> [THE REQUEST]
Locate the lines that hold the string "page". Copy every such line.

Extracted data entries:

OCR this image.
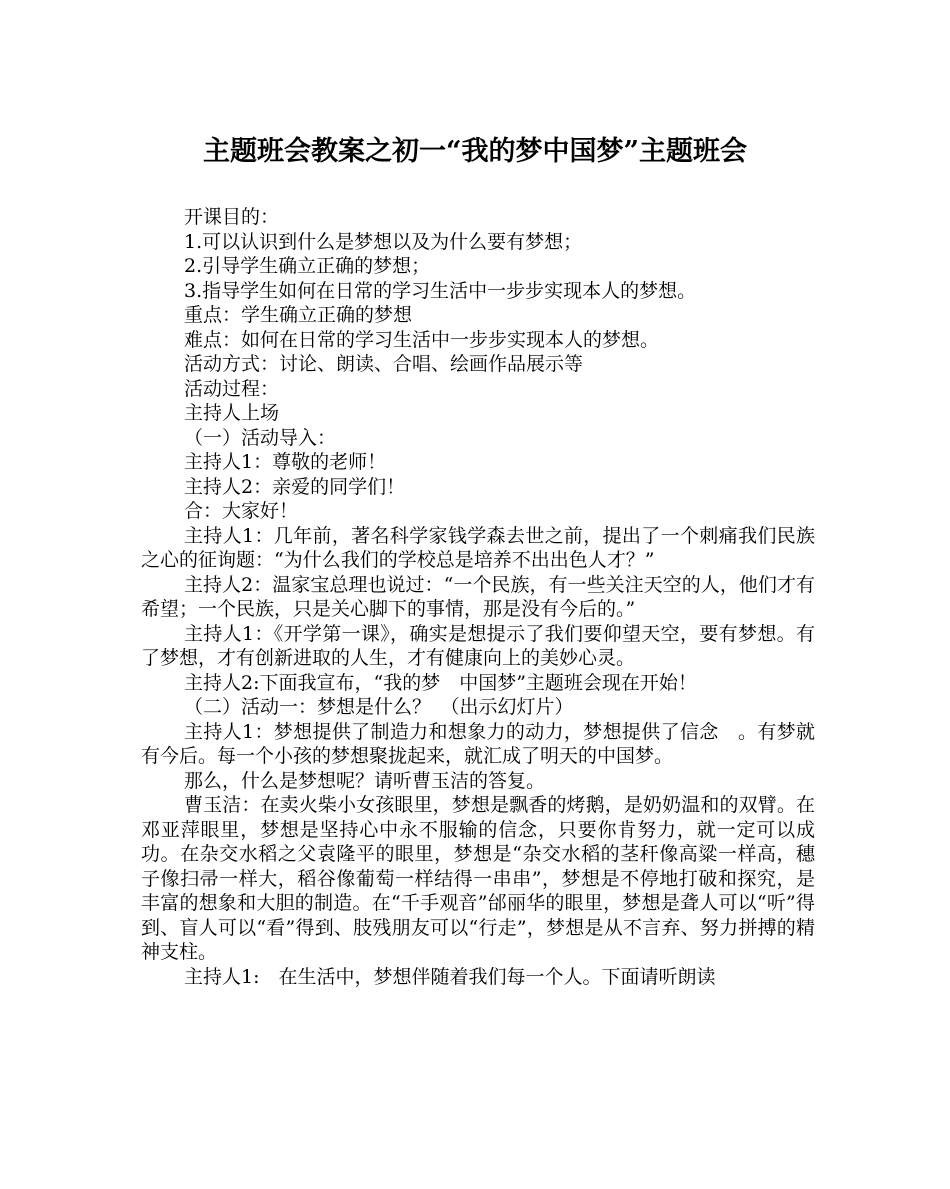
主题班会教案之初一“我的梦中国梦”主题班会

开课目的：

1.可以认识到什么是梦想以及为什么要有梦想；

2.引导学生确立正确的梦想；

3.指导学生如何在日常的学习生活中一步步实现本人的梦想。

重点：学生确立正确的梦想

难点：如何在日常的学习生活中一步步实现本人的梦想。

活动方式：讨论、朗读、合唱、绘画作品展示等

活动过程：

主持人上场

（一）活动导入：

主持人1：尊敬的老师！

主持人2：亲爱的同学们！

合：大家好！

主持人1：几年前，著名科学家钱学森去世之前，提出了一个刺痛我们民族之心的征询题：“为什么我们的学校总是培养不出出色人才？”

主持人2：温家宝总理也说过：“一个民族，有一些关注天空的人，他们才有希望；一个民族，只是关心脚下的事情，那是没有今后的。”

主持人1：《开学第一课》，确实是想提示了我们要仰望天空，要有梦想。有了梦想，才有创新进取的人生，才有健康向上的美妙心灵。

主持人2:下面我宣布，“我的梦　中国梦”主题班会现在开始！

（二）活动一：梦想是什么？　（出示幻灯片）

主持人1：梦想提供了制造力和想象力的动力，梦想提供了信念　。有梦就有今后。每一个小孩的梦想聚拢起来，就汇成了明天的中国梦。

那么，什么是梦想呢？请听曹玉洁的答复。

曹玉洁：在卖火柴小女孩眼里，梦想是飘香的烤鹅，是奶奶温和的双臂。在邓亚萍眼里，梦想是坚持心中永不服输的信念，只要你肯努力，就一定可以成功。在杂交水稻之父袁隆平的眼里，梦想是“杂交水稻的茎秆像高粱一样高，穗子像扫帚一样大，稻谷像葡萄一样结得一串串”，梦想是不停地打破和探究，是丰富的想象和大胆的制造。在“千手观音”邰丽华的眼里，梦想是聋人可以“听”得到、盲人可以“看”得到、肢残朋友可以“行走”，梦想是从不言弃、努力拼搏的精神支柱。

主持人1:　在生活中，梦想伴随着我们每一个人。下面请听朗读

...

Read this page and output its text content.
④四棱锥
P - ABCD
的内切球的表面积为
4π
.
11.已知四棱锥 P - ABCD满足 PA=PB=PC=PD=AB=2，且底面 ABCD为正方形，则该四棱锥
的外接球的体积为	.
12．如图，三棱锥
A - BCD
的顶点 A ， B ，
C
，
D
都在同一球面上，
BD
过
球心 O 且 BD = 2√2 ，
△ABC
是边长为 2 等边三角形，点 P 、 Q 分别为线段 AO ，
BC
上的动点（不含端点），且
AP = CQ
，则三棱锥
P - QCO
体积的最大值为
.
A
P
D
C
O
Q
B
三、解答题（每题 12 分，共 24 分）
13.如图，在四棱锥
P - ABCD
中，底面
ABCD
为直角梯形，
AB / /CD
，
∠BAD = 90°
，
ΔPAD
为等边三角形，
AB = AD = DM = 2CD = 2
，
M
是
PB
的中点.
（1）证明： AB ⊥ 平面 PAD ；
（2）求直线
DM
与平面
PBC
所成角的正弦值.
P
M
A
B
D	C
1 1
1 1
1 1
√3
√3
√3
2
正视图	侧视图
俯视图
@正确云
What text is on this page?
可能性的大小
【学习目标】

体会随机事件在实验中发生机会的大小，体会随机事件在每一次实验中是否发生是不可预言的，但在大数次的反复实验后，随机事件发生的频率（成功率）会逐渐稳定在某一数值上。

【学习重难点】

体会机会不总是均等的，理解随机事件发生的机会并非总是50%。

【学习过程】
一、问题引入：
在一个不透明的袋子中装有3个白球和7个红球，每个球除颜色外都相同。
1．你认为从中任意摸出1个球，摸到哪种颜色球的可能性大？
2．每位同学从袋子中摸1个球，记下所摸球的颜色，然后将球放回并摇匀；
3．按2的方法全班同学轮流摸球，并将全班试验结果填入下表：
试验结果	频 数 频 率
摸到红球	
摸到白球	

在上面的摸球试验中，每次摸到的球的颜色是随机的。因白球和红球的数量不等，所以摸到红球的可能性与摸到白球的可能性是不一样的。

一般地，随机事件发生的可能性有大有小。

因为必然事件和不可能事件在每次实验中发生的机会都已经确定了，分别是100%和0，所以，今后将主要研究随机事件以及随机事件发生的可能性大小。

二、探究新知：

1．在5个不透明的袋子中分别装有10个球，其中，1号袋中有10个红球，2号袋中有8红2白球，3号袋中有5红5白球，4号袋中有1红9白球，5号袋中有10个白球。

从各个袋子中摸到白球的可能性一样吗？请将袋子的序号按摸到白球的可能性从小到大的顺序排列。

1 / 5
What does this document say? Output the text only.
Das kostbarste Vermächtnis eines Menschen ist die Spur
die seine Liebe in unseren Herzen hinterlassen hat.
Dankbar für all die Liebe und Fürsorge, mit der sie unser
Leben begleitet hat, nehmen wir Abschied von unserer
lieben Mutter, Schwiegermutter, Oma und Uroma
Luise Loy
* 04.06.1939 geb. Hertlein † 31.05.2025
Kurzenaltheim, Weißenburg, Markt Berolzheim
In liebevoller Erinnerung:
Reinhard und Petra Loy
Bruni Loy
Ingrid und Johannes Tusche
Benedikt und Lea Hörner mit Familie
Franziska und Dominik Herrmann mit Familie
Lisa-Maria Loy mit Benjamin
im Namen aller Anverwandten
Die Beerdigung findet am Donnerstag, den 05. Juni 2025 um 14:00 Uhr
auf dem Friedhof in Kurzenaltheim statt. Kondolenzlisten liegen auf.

* * *

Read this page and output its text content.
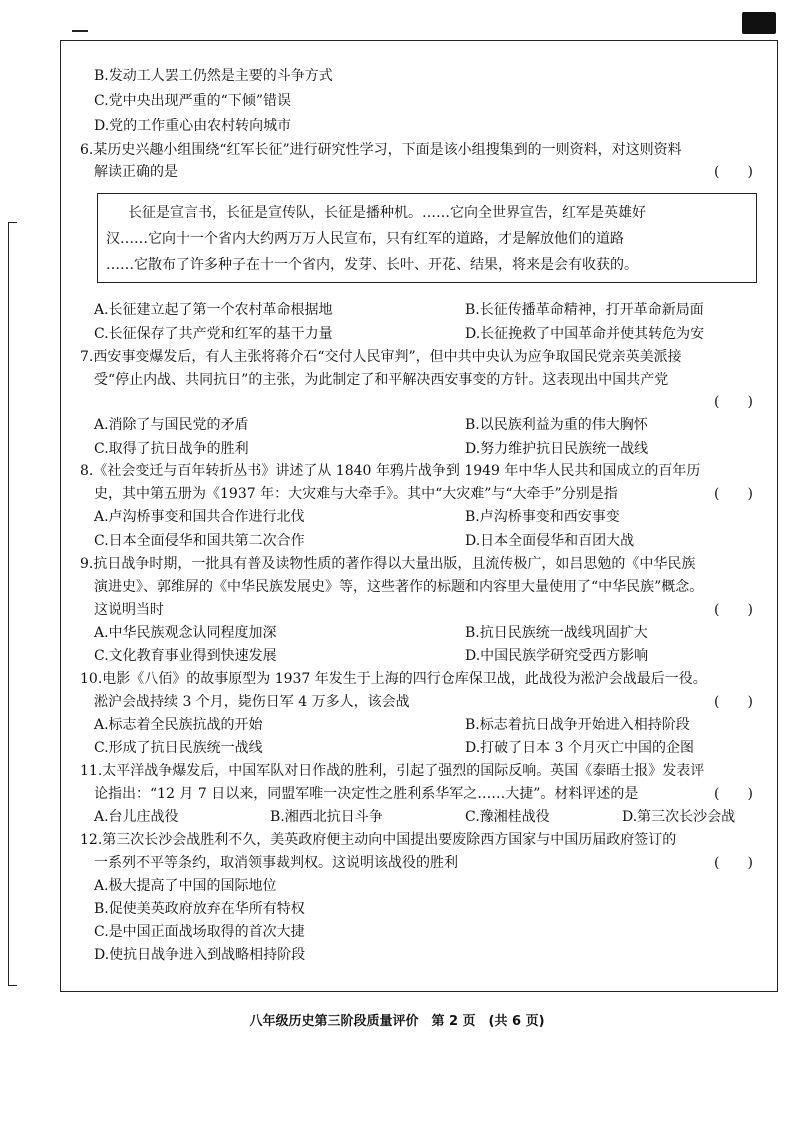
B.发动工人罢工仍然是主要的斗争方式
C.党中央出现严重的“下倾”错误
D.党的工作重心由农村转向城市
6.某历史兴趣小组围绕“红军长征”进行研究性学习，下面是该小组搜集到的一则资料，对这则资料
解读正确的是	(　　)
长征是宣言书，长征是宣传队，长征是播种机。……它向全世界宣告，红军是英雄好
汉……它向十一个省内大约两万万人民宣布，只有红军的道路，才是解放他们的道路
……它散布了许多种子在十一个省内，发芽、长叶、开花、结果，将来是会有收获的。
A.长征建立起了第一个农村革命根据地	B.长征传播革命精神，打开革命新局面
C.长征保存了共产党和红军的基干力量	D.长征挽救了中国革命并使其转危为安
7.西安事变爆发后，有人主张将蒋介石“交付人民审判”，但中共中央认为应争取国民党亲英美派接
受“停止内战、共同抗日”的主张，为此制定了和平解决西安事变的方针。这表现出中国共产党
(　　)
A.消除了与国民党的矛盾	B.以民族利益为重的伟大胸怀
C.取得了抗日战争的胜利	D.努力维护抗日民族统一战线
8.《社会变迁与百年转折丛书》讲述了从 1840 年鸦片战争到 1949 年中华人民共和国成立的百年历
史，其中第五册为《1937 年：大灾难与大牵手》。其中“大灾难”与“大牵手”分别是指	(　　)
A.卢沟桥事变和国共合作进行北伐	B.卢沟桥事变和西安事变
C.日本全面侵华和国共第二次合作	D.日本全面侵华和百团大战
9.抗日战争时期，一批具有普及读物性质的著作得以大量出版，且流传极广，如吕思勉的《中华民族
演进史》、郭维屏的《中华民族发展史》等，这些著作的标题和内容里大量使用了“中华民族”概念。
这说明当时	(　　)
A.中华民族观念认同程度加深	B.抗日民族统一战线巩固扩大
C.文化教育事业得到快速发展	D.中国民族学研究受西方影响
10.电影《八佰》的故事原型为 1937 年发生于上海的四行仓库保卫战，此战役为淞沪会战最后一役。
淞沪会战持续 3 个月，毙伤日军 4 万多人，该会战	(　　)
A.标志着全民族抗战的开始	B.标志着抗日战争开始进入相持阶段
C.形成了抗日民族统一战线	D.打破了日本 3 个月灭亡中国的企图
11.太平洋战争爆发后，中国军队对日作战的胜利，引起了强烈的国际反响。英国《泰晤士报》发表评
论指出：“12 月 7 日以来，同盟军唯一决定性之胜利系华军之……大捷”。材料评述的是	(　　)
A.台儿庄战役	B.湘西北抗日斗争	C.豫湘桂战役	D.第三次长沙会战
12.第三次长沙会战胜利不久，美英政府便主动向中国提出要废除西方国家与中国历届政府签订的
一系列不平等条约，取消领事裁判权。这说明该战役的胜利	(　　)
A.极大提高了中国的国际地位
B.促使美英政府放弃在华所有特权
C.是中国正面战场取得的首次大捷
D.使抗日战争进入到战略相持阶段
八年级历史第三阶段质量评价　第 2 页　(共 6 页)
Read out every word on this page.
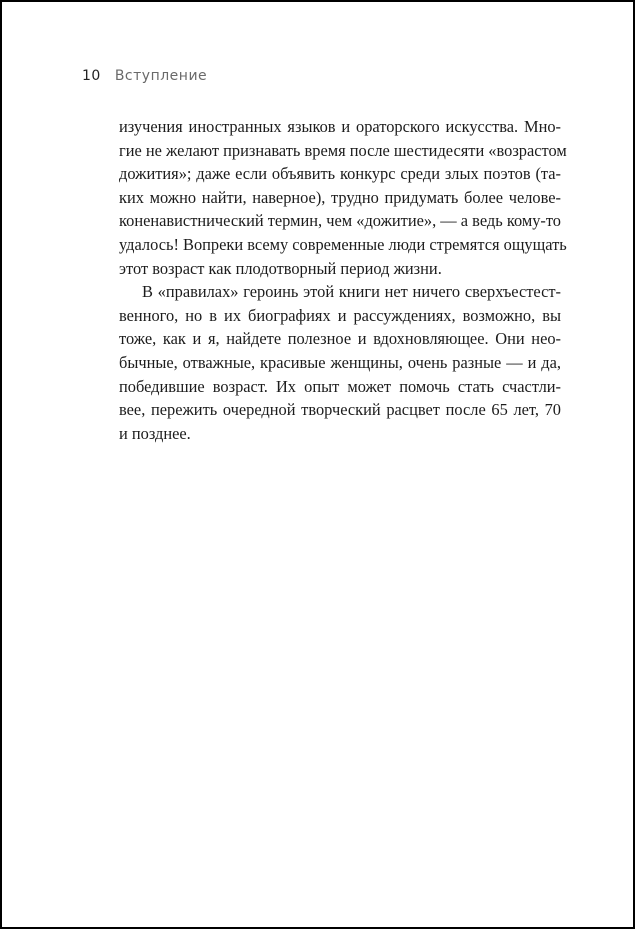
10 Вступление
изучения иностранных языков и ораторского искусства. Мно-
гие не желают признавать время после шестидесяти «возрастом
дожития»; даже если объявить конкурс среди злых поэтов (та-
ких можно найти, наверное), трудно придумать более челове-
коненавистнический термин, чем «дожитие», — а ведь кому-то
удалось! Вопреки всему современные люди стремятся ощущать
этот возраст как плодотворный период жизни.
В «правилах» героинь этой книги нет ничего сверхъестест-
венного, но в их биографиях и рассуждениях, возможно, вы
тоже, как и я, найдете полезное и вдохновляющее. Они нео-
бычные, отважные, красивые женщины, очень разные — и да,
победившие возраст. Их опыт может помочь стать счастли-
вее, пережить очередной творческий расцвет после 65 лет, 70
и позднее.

> [ANSWER TO THIS TASK]
Read this page and output its text content.
What text is on this page?
Read this page and output its text content.
Read out every word on this page.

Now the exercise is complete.